(Stated task) Take the data below and repeat it exactly.

Lines of data:
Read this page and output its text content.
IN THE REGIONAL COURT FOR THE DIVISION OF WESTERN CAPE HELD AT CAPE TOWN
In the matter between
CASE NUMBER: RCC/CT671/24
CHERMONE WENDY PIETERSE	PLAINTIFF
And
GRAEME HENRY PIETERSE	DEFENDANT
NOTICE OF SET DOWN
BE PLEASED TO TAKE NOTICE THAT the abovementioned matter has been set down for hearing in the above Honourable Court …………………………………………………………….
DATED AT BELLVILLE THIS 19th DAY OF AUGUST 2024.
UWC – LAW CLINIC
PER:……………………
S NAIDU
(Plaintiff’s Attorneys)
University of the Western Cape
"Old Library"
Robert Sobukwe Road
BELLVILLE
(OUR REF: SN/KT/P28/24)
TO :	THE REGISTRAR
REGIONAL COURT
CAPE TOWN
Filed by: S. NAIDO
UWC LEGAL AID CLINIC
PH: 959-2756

(Exercise answer)
Read this page and output its text content.
IN THE REGIONAL COURT FOR THE DIVISION OF WESTERN CAPE HELD AT CAPE TOWN
In the matter between
CASE NUMBER: RCC/CT671/24
CHERMONE WENDY PIETERSE	PLAINTIFF
And
GRAEME HENRY PIETERSE	DEFENDANT
NOTICE OF SET DOWN
BE PLEASED TO TAKE NOTICE THAT the abovementioned matter has been set down for hearing in the above Honourable Court …………………………………………………………….
DATED AT BELLVILLE THIS 19th DAY OF AUGUST 2024.
UWC – LAW CLINIC
PER:……………………
S NAIDU
(Plaintiff’s Attorneys)
University of the Western Cape
"Old Library"
Robert Sobukwe Road
BELLVILLE
(OUR REF: SN/KT/P28/24)
TO :	THE REGISTRAR
REGIONAL COURT
CAPE TOWN
Filed by: S. NAIDO
UWC LEGAL AID CLINIC
PH: 959-2756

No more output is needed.